** START OF DATASET ENTRIES **
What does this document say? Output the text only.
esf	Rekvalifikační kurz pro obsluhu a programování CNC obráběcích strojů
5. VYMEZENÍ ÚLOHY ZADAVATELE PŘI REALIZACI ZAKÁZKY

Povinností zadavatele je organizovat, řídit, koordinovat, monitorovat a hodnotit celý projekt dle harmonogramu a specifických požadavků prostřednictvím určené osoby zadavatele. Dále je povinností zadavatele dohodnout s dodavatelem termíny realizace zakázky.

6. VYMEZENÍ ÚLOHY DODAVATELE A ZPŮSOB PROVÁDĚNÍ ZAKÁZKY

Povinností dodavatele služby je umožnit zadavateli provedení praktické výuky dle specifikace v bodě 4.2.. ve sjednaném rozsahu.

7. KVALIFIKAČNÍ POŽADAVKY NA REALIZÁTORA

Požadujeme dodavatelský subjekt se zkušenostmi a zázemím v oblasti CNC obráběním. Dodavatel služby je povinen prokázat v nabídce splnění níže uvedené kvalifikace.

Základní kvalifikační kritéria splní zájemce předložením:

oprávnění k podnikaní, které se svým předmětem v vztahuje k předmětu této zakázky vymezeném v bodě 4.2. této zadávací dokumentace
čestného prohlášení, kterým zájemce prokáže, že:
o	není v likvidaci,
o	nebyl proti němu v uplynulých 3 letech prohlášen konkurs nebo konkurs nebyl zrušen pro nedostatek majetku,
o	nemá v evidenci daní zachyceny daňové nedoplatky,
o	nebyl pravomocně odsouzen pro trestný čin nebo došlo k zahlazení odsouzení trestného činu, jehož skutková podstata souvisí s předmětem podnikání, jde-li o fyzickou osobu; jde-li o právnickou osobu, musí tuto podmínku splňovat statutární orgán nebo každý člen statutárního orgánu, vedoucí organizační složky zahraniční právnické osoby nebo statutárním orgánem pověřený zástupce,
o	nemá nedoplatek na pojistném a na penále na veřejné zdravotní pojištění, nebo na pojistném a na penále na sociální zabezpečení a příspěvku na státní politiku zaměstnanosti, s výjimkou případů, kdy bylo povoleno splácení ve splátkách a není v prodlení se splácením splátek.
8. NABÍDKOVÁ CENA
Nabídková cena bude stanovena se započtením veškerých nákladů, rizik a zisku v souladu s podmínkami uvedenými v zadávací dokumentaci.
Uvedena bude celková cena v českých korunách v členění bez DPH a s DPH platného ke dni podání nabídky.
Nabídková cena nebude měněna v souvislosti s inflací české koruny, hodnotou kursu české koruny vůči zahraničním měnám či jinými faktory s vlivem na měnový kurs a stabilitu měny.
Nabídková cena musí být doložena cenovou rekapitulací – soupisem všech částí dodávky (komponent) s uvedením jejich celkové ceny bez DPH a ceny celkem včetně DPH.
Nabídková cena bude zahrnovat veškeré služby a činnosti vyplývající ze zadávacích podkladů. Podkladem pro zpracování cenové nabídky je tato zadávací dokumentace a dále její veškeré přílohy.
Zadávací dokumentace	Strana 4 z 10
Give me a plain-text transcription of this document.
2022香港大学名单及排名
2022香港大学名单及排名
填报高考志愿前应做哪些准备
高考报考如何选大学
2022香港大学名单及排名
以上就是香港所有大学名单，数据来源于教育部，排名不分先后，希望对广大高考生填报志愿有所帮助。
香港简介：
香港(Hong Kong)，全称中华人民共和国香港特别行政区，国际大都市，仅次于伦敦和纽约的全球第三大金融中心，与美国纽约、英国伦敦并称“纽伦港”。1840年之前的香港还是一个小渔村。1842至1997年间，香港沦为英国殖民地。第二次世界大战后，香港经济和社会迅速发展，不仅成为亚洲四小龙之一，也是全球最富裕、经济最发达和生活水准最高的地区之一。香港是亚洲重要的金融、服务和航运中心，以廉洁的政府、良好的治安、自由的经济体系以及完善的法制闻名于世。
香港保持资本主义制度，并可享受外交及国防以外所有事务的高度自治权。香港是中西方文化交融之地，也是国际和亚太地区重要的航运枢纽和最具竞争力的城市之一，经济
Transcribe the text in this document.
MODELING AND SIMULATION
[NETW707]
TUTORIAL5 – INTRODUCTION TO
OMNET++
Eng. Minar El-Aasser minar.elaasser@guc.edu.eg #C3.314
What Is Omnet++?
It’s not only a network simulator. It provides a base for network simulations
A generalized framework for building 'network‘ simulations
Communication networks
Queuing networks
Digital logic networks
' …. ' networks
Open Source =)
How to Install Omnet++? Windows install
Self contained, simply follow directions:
** END OF DATASET ENTRIES **
### STATED EXERCISE
Look for lines containing the string "What" and copy them all.

### OUTPUT
What does this document say? Output the text only.
What Is Omnet++?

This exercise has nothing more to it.